La impulsividad femenina tiende a detenerse en lo concreto. Su
comportamiento instintivo es más rectilíneo que el del varón. La llamada
«intuición femenina» se funda más en la sencillez que en el exceso de
perspicacia. El instinto de la m. transita por el universo de las formas. Lo que
el varón capta en el orden instrumental de sus impulsos es la forma femenina,
expresión sensible de su radical y dinámica consistencia formalizadora. Así
ocurre, p. ej., en las manifestaciones físicas del comportamiegto sexual. La
contraposición polar actividadpasividad demuestra que las pautas de conducta
están determinadas, precisamente, por el realismo de «ser-así femenino»,
entendido como actitud pasiva, frente a la fantasía creadora de imágenes que
provocan en el hombre la incoación de tales experiencias.
Por último, la misma concreción del universo tendencial revela que la
actividad de la m. se encuentra ordenada preferentemente a realidades referidas
a lo vital sensible. Su fisiología refleja y realiza con una regularidad, nunca
alcanzada por sus congéneres masculinos, el carácter cíclico de los fenómenos
biológicos. En este sentido la subjetividad femenina no debe interpretarse, como
se hace a menudo, como el simple reflejo de una dependencia o condicionamiento
negativo, sino como expresión positiva de esa peculiar relación dinámica del ser
humano y lo vital, específica de la m. La subordinación a la naturaleza que
actúa en el cuerpo de la m. según las leyes naturales, sólo adquiere «tensiones
dramáticas», cuando la m. (lo mismo que el hombre) se niegan a admitir las
consecuencias de su radical condición física. En el proceso del desarrollo de la
personalidad, la instancia materna es la depositaria de las garantías y
seguridades reclamadas, como puede observarse en las enfermedades y crisis de
crecimiento, por la biología del sujeto en cuestión.
4. La psicología de la mujer en el nivel afectivo. Lo que se entiende como
afectividad (v.) es la expresión sustantiva de los modos de experimentar
íntimamente la relación vital del sujeto con las realidades. Tales modos son,
precisamente, los sentimientos y afectos. De ordinario se predica de la m. la
esencia de lo sentimental. En puro rigor psicológico esto no es cierto. Lo
afectivo, aparece sin excepción, como radical constitutivo de la existencia del
arquetipo humano. Ni lo instintivo ni lo espiritual son patrimonio exclusivo del
hombre. Pero no es menos cierto que la capacidad de afectar y afectarse presenta
matices diferenciales correlativos en la m. y en el varón.
La diferencia primordial reside en la mayor emotividad de la m. Se
impresiona más fácilmente por todo y frente a un mismo estímulo sus respuestas
son, de ordinario, más intensas que en el hombre. Pero no sólo se emociona más.
+++
▶ _CONSIGNA A_
Según el texto sobre la psicología de la mujer, ¿en qué reside la diferencia primordial entre la mujer y el varón en el nivel afectivo?
▶ _CONSIGNA B_
Retoma el texto sobre la psicología de la mujer justo después de su última oración y continúalo con el mismo estilo.
+++
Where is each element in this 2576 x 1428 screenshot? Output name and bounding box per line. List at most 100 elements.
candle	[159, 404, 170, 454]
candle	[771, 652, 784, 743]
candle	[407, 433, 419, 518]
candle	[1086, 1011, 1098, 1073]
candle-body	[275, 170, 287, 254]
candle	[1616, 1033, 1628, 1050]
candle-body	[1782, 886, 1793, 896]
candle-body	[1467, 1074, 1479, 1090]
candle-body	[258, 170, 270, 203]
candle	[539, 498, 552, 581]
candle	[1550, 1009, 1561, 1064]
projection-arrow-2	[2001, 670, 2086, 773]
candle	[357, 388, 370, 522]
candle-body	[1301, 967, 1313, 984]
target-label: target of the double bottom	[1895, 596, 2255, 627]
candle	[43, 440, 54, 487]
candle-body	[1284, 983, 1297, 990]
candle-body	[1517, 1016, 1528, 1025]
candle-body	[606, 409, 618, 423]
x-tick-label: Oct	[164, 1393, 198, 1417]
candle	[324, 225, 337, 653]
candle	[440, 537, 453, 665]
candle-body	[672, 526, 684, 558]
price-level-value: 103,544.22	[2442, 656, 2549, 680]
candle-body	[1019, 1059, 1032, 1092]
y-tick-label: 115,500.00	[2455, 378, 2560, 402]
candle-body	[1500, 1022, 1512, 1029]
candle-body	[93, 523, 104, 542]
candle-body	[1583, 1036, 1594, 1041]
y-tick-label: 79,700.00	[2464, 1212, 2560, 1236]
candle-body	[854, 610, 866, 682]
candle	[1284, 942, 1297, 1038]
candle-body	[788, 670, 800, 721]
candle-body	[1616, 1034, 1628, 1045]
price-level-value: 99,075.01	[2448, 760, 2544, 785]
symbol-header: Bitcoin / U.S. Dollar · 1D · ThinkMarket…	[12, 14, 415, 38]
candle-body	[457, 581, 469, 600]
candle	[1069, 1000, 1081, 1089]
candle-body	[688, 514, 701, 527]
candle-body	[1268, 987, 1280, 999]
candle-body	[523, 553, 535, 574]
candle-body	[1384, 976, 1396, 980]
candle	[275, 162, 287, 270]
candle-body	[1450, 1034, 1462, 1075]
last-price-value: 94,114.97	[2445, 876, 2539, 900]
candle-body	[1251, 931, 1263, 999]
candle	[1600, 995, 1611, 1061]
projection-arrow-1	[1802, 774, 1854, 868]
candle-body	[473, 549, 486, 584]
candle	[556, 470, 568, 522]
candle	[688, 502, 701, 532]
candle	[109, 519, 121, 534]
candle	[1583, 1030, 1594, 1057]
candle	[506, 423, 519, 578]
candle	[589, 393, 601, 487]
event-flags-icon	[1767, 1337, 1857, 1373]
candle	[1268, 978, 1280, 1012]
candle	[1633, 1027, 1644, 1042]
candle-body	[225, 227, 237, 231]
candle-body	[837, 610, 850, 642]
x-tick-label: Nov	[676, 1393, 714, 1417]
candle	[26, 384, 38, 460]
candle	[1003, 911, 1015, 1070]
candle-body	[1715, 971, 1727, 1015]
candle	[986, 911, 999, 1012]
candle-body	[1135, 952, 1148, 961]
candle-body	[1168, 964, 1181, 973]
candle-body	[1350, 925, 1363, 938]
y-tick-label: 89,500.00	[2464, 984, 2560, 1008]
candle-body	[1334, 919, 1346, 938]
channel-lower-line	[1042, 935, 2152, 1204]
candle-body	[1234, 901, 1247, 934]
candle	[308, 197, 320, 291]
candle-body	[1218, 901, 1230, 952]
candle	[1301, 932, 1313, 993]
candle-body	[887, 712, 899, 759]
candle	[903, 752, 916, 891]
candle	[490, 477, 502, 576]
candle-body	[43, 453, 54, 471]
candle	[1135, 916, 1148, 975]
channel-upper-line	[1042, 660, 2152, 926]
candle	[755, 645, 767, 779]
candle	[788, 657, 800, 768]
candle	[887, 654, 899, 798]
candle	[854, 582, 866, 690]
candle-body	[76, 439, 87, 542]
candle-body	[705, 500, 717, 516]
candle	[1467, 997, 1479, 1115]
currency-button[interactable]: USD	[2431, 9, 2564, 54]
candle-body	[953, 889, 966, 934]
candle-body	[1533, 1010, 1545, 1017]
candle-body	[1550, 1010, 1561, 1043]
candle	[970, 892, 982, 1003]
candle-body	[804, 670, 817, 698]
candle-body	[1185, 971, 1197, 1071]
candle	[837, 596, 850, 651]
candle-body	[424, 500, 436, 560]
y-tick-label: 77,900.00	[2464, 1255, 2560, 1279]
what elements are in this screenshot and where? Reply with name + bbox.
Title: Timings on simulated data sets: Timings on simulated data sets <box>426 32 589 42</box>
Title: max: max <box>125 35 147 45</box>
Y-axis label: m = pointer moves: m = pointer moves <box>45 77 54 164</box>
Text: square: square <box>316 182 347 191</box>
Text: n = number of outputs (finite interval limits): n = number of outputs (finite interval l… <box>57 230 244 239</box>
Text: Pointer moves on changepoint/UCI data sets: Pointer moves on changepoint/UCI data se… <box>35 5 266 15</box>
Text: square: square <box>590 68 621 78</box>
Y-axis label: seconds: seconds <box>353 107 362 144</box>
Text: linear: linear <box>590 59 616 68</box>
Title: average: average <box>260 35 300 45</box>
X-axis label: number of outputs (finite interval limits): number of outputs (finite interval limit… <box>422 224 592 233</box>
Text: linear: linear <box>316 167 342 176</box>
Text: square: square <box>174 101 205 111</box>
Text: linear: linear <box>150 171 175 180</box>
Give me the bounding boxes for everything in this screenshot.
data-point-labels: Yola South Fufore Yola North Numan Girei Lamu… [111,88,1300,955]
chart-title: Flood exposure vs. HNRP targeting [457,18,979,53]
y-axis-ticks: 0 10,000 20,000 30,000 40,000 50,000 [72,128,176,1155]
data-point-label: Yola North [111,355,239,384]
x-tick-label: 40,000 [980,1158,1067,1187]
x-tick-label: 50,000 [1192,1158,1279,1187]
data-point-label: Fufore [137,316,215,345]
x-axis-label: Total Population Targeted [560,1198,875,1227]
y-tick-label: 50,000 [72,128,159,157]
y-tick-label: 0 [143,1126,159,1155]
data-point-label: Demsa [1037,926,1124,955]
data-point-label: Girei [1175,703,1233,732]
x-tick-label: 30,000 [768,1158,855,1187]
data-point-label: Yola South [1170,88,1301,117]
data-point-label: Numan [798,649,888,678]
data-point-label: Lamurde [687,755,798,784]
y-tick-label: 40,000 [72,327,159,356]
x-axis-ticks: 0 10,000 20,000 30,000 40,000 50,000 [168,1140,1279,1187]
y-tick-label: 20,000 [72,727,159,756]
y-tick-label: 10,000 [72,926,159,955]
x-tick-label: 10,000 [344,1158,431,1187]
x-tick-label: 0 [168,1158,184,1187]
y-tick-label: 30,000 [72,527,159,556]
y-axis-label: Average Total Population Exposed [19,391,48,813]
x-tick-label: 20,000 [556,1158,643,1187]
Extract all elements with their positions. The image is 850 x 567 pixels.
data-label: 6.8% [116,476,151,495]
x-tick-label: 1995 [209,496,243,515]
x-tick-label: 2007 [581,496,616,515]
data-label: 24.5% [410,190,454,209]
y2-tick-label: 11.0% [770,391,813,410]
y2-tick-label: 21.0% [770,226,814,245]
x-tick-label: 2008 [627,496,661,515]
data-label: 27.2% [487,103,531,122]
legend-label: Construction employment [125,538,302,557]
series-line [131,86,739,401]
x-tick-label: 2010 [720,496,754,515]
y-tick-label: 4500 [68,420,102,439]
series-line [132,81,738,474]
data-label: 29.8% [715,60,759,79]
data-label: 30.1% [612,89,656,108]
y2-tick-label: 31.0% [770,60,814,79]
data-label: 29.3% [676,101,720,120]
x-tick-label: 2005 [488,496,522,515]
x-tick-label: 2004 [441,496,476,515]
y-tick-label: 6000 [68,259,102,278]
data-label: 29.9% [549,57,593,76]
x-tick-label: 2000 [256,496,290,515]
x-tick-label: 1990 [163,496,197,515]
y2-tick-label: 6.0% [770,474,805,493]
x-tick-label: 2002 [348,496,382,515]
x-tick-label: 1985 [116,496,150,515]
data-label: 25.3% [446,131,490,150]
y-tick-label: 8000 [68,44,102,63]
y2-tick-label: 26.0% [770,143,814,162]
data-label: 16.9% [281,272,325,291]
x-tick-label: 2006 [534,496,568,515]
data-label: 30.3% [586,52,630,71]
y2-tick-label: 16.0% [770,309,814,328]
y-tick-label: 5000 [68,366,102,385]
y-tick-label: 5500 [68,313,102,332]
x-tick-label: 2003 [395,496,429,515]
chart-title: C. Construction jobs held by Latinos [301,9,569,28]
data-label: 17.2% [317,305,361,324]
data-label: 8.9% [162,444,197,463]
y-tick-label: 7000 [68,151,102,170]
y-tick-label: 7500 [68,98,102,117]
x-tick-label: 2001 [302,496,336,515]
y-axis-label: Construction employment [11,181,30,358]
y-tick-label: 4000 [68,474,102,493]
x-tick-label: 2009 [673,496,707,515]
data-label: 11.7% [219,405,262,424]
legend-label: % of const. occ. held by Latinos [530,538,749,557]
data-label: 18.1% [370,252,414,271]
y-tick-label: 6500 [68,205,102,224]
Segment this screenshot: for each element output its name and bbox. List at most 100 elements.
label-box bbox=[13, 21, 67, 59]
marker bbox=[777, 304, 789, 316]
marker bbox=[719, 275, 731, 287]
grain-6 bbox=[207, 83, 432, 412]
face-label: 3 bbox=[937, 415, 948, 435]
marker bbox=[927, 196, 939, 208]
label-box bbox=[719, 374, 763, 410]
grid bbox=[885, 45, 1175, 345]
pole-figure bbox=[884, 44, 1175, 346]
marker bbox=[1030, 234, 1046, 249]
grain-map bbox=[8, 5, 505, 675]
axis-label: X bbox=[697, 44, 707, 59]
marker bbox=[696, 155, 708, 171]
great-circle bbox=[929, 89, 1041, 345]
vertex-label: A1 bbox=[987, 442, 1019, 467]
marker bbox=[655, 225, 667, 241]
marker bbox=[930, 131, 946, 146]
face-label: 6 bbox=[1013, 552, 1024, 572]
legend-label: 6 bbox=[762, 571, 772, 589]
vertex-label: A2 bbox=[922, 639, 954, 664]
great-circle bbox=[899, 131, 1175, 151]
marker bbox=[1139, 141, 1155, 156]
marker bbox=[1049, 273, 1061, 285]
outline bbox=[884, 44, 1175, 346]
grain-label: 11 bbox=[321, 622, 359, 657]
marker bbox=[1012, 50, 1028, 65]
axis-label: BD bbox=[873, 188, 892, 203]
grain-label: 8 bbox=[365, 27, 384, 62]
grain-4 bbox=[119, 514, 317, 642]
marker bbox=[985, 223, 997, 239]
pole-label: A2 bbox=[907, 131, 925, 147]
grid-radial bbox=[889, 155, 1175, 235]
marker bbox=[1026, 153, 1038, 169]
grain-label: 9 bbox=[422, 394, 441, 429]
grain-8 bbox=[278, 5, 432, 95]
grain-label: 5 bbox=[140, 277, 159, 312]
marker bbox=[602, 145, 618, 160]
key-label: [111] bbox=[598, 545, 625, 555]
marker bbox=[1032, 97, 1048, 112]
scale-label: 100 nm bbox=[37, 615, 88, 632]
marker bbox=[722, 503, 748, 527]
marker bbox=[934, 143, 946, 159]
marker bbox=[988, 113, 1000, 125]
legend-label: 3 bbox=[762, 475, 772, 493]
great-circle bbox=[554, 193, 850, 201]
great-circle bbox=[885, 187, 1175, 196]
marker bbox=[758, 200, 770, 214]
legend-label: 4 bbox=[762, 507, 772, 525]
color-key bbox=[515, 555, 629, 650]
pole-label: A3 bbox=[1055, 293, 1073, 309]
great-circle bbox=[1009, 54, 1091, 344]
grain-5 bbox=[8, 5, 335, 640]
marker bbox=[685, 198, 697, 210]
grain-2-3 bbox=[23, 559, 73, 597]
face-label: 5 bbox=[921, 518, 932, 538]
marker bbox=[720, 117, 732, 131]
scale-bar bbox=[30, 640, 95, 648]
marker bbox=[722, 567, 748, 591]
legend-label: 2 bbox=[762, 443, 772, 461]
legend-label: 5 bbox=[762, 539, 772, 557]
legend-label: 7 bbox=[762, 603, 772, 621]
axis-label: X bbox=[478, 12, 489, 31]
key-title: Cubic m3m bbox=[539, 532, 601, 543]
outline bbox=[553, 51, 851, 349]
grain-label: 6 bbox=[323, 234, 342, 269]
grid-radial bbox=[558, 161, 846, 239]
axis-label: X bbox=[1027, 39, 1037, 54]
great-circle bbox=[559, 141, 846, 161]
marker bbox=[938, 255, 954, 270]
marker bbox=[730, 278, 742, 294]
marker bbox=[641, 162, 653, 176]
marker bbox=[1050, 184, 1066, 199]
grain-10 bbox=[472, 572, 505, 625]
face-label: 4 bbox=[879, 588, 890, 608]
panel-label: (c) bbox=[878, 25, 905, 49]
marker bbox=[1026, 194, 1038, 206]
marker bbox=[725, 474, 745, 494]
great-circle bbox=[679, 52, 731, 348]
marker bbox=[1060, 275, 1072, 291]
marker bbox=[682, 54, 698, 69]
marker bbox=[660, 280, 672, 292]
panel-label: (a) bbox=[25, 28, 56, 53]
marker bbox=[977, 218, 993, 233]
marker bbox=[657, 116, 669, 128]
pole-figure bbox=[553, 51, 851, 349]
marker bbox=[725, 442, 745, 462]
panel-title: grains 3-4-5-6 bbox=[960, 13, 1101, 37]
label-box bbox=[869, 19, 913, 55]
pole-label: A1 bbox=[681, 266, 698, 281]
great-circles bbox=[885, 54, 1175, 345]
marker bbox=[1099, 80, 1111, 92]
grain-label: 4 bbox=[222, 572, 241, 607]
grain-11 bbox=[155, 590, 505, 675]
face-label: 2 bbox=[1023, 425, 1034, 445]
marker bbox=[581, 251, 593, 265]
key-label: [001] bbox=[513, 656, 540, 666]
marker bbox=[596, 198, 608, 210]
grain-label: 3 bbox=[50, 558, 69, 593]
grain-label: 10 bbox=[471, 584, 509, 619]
+++
▶ _RESPUESTA A_
En la mayor emotividad de la mujer.

▶ _RESPUESTA B_
La emoción, cualificada por la expresión fisiológica de cualquier afecto,
pertenece a la fisiognómica corporal, y lo corporal en la m. es más natural y
autónomo, como se ha dicho, y por consiguiente menos controlable. Y así acontece
con el resto de vida afectiva en lo que los sentimientos tienen de referencia
experimentada. La ternura del amor femenino como contrapunto de la violencia y
tenacidad de sus odios, encuentra su significado más profundo en esa mayor y más
sutil relación con lo vital que aparece incoada desde el nivel instintivo. En el
sentir no se trata tanto de comprobar la cualidad objetiva de lo sentido cuanto
de dejarnos llevar por ello. La diferencia entre la m. y el hombre es que éste,
aun sintiendo (igual o más) que la m., se deja llevar pero sin perder la
perspectiva de un proyectar que trasciende lo inmediato, mientras que ésta al
comportarse como prefiriendo lo real -aquí y ahora- se apoya más en la
experiencia sentida.
El carácter intencional de los sentimientos y su irreparable virtualidad
cognoscitiva se actúan con más facilidad en la m. El universo femenino resulta,
desde la perspectiva preferentemente racional del varón, como una transformación
del mundo de éste, no tanto porque la realidad sea distinta objetivamente
considerada, sino en cuanto los elementos que la constituyen son integrados en
un proceso en el que lo ideal -como imaginablees siempre diferido a expensas del
pragmatismo de lo inmediato. La gran paradoja del ánimo femenino resulta de ser,
de esta suerte, una especie de vivencia mágica de lo que para el hombre le viene
dado como el lugar común de la lógica formal. Sartre (v.) interpretó este
fenómeno como una degradación espontánea y vivida de la conciencia en su
relación con el mundo. Propiamente no es que la m. degrade lo real. Lo que la m.
aprende es tan real como lo que el hombre maneja, sino que su manera peculiar de
tender existencialmente al fin común del arquetipo humano transita de
preferencia por lo concreto.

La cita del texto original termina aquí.